** GIVEN RECORDS **
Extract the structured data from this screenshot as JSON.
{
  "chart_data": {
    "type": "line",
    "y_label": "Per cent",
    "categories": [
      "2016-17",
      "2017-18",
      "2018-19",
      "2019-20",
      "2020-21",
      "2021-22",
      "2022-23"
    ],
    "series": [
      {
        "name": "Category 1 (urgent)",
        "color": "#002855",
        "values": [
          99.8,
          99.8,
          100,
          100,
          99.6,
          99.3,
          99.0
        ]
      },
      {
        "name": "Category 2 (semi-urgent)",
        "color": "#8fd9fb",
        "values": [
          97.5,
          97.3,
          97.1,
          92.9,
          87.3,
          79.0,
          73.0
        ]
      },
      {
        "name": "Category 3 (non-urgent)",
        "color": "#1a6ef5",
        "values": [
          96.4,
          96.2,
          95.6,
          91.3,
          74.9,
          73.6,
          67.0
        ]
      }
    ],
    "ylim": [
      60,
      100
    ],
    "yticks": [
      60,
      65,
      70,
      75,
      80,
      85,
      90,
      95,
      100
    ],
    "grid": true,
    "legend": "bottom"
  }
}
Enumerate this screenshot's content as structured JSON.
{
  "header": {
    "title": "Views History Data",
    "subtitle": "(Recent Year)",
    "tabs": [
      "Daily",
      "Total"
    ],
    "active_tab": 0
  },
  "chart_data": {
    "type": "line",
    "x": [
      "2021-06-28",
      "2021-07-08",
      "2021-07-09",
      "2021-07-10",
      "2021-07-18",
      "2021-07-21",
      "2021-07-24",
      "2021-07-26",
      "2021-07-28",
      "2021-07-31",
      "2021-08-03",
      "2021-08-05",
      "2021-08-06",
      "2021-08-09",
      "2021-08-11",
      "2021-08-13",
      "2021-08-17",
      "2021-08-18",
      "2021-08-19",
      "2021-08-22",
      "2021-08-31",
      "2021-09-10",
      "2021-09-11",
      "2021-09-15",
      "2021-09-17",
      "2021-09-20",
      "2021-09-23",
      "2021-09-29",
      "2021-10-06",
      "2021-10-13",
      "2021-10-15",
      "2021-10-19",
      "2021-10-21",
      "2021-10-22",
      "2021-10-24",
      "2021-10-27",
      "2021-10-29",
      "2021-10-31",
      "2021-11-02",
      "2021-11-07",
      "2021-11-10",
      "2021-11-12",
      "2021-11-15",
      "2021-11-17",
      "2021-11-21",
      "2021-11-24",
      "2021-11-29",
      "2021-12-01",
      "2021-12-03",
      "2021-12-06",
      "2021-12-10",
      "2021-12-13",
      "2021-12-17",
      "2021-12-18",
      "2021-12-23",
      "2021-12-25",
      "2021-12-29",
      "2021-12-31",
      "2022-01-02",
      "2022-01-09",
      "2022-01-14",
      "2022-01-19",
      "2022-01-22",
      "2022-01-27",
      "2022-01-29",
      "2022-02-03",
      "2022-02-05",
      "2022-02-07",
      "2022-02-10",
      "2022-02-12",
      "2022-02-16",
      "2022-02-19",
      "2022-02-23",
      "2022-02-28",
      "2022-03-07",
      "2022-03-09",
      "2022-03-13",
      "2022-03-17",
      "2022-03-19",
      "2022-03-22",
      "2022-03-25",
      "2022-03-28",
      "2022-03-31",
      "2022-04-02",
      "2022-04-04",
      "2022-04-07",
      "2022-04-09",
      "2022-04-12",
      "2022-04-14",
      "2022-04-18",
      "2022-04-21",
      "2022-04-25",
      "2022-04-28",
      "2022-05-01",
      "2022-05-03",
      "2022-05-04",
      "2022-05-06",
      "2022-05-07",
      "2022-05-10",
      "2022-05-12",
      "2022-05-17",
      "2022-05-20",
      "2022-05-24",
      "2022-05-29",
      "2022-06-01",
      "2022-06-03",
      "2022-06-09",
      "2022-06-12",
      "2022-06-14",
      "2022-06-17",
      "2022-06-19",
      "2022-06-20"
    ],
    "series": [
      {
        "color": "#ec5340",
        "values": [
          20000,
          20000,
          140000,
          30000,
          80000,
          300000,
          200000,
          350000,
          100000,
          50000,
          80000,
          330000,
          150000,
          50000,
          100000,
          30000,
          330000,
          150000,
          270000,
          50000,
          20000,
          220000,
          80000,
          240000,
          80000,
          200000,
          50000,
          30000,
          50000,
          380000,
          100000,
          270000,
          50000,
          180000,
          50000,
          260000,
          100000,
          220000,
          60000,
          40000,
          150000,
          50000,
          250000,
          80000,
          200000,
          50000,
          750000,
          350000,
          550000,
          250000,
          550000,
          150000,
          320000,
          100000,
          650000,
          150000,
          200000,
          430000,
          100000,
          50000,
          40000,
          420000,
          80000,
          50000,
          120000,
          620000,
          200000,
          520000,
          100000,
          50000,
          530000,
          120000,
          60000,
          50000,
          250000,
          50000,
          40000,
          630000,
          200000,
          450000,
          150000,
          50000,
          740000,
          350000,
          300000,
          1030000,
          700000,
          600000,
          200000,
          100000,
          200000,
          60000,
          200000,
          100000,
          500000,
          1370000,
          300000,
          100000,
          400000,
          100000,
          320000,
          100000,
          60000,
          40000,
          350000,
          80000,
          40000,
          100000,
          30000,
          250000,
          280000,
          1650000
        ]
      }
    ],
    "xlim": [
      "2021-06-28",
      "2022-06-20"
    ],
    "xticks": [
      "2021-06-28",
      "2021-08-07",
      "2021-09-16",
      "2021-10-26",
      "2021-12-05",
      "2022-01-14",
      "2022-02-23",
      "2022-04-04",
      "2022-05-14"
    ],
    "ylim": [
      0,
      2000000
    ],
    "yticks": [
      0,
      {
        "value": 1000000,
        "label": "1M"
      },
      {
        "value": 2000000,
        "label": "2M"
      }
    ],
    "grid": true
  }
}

** PROBLEM DETAILS **
Extract all of the data exactly as written.

** RIGHT ANSWER **
Extract the structured data from this screenshot as JSON.
{
  "chart_data": {
    "type": "line",
    "y_label": "Per cent",
    "categories": [
      "2016-17",
      "2017-18",
      "2018-19",
      "2019-20",
      "2020-21",
      "2021-22",
      "2022-23"
    ],
    "series": [
      {
        "name": "Category 1 (urgent)",
        "color": "#002855",
        "values": [
          99.8,
          99.8,
          100,
          100,
          99.6,
          99.3,
          99.0
        ]
      },
      {
        "name": "Category 2 (semi-urgent)",
        "color": "#8fd9fb",
        "values": [
          97.5,
          97.3,
          97.1,
          92.9,
          87.3,
          79.0,
          73.0
        ]
      },
      {
        "name": "Category 3 (non-urgent)",
        "color": "#1a6ef5",
        "values": [
          96.4,
          96.2,
          95.6,
          91.3,
          74.9,
          73.6,
          67.0
        ]
      }
    ],
    "ylim": [
      60,
      100
    ],
    "yticks": [
      60,
      65,
      70,
      75,
      80,
      85,
      90,
      95,
      100
    ],
    "grid": true,
    "legend": "bottom"
  }
}
Enumerate this screenshot's content as structured JSON.
{
  "header": {
    "title": "Views History Data",
    "subtitle": "(Recent Year)",
    "tabs": [
      "Daily",
      "Total"
    ],
    "active_tab": 0
  },
  "chart_data": {
    "type": "line",
    "x": [
      "2021-06-28",
      "2021-07-08",
      "2021-07-09",
      "2021-07-10",
      "2021-07-18",
      "2021-07-21",
      "2021-07-24",
      "2021-07-26",
      "2021-07-28",
      "2021-07-31",
      "2021-08-03",
      "2021-08-05",
      "2021-08-06",
      "2021-08-09",
      "2021-08-11",
      "2021-08-13",
      "2021-08-17",
      "2021-08-18",
      "2021-08-19",
      "2021-08-22",
      "2021-08-31",
      "2021-09-10",
      "2021-09-11",
      "2021-09-15",
      "2021-09-17",
      "2021-09-20",
      "2021-09-23",
      "2021-09-29",
      "2021-10-06",
      "2021-10-13",
      "2021-10-15",
      "2021-10-19",
      "2021-10-21",
      "2021-10-22",
      "2021-10-24",
      "2021-10-27",
      "2021-10-29",
      "2021-10-31",
      "2021-11-02",
      "2021-11-07",
      "2021-11-10",
      "2021-11-12",
      "2021-11-15",
      "2021-11-17",
      "2021-11-21",
      "2021-11-24",
      "2021-11-29",
      "2021-12-01",
      "2021-12-03",
      "2021-12-06",
      "2021-12-10",
      "2021-12-13",
      "2021-12-17",
      "2021-12-18",
      "2021-12-23",
      "2021-12-25",
      "2021-12-29",
      "2021-12-31",
      "2022-01-02",
      "2022-01-09",
      "2022-01-14",
      "2022-01-19",
      "2022-01-22",
      "2022-01-27",
      "2022-01-29",
      "2022-02-03",
      "2022-02-05",
      "2022-02-07",
      "2022-02-10",
      "2022-02-12",
      "2022-02-16",
      "2022-02-19",
      "2022-02-23",
      "2022-02-28",
      "2022-03-07",
      "2022-03-09",
      "2022-03-13",
      "2022-03-17",
      "2022-03-19",
      "2022-03-22",
      "2022-03-25",
      "2022-03-28",
      "2022-03-31",
      "2022-04-02",
      "2022-04-04",
      "2022-04-07",
      "2022-04-09",
      "2022-04-12",
      "2022-04-14",
      "2022-04-18",
      "2022-04-21",
      "2022-04-25",
      "2022-04-28",
      "2022-05-01",
      "2022-05-03",
      "2022-05-04",
      "2022-05-06",
      "2022-05-07",
      "2022-05-10",
      "2022-05-12",
      "2022-05-17",
      "2022-05-20",
      "2022-05-24",
      "2022-05-29",
      "2022-06-01",
      "2022-06-03",
      "2022-06-09",
      "2022-06-12",
      "2022-06-14",
      "2022-06-17",
      "2022-06-19",
      "2022-06-20"
    ],
    "series": [
      {
        "color": "#ec5340",
        "values": [
          20000,
          20000,
          140000,
          30000,
          80000,
          300000,
          200000,
          350000,
          100000,
          50000,
          80000,
          330000,
          150000,
          50000,
          100000,
          30000,
          330000,
          150000,
          270000,
          50000,
          20000,
          220000,
          80000,
          240000,
          80000,
          200000,
          50000,
          30000,
          50000,
          380000,
          100000,
          270000,
          50000,
          180000,
          50000,
          260000,
          100000,
          220000,
          60000,
          40000,
          150000,
          50000,
          250000,
          80000,
          200000,
          50000,
          750000,
          350000,
          550000,
          250000,
          550000,
          150000,
          320000,
          100000,
          650000,
          150000,
          200000,
          430000,
          100000,
          50000,
          40000,
          420000,
          80000,
          50000,
          120000,
          620000,
          200000,
          520000,
          100000,
          50000,
          530000,
          120000,
          60000,
          50000,
          250000,
          50000,
          40000,
          630000,
          200000,
          450000,
          150000,
          50000,
          740000,
          350000,
          300000,
          1030000,
          700000,
          600000,
          200000,
          100000,
          200000,
          60000,
          200000,
          100000,
          500000,
          1370000,
          300000,
          100000,
          400000,
          100000,
          320000,
          100000,
          60000,
          40000,
          350000,
          80000,
          40000,
          100000,
          30000,
          250000,
          280000,
          1650000
        ]
      }
    ],
    "xlim": [
      "2021-06-28",
      "2022-06-20"
    ],
    "xticks": [
      "2021-06-28",
      "2021-08-07",
      "2021-09-16",
      "2021-10-26",
      "2021-12-05",
      "2022-01-14",
      "2022-02-23",
      "2022-04-04",
      "2022-05-14"
    ],
    "ylim": [
      0,
      2000000
    ],
    "yticks": [
      0,
      {
        "value": 1000000,
        "label": "1M"
      },
      {
        "value": 2000000,
        "label": "2M"
      }
    ],
    "grid": true
  }
}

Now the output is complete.